[Start SUPPLIED MATERIAL]
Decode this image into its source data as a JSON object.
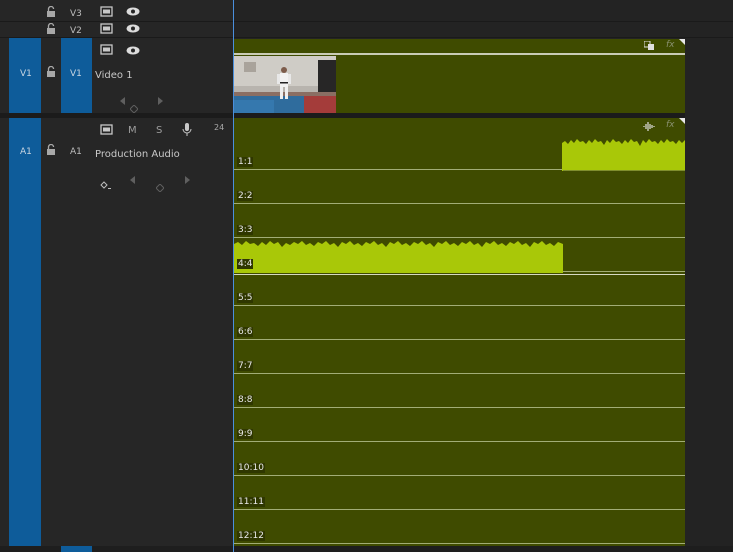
{
  "tracks": {
    "v3": {
      "label": "V3"
    },
    "v2": {
      "label": "V2"
    },
    "v1": {
      "source_label": "V1",
      "target_label": "V1",
      "name": "Video 1"
    },
    "a1": {
      "source_label": "A1",
      "target_label": "A1",
      "name": "Production Audio",
      "meter_value": "24"
    }
  },
  "audio_controls": {
    "mute": "M",
    "solo": "S"
  },
  "clip_badges": {
    "fx": "fx"
  },
  "channels": [
    "1:1",
    "2:2",
    "3:3",
    "4:4",
    "5:5",
    "6:6",
    "7:7",
    "8:8",
    "9:9",
    "10:10",
    "11:11",
    "12:12"
  ],
  "colors": {
    "clip_bg": "#3f4b00",
    "waveform": "#a9c808",
    "track_target": "#0e5c9a",
    "playhead": "#4a8fdc"
  },
  "icons": [
    "lock-icon",
    "film-icon",
    "eye-icon",
    "keyframe-prev-icon",
    "keyframe-add-icon",
    "keyframe-next-icon",
    "microphone-icon",
    "fx-badge",
    "waveform-icon"
  ]
}
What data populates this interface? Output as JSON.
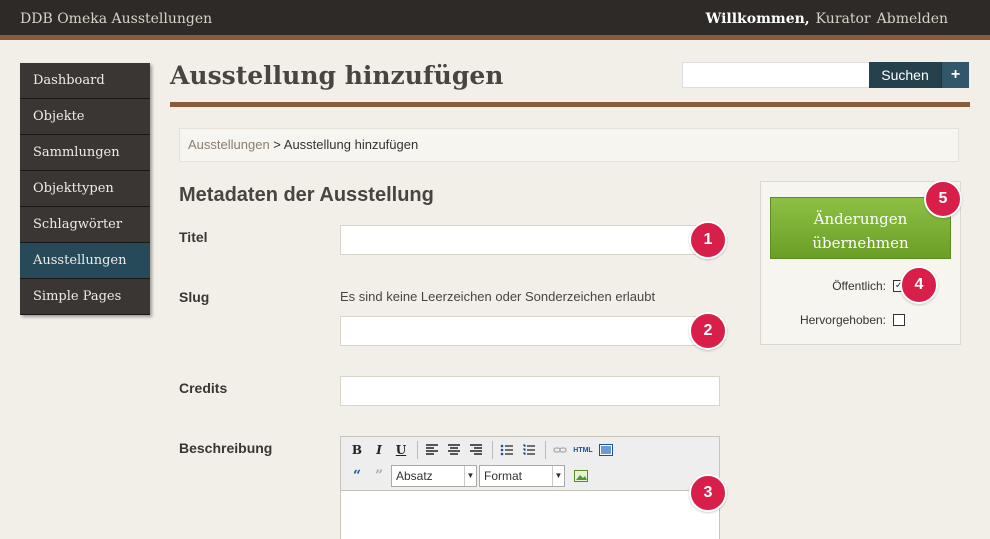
[End SUPPLIED MATERIAL]
• _EXERCISE TASK_:
Copy every line of the listing where the word "JSON" appears.

• _WRITTEN SOLUTION_:
Decode this image into its source data as a JSON object.
What data populates this interface? Output as JSON.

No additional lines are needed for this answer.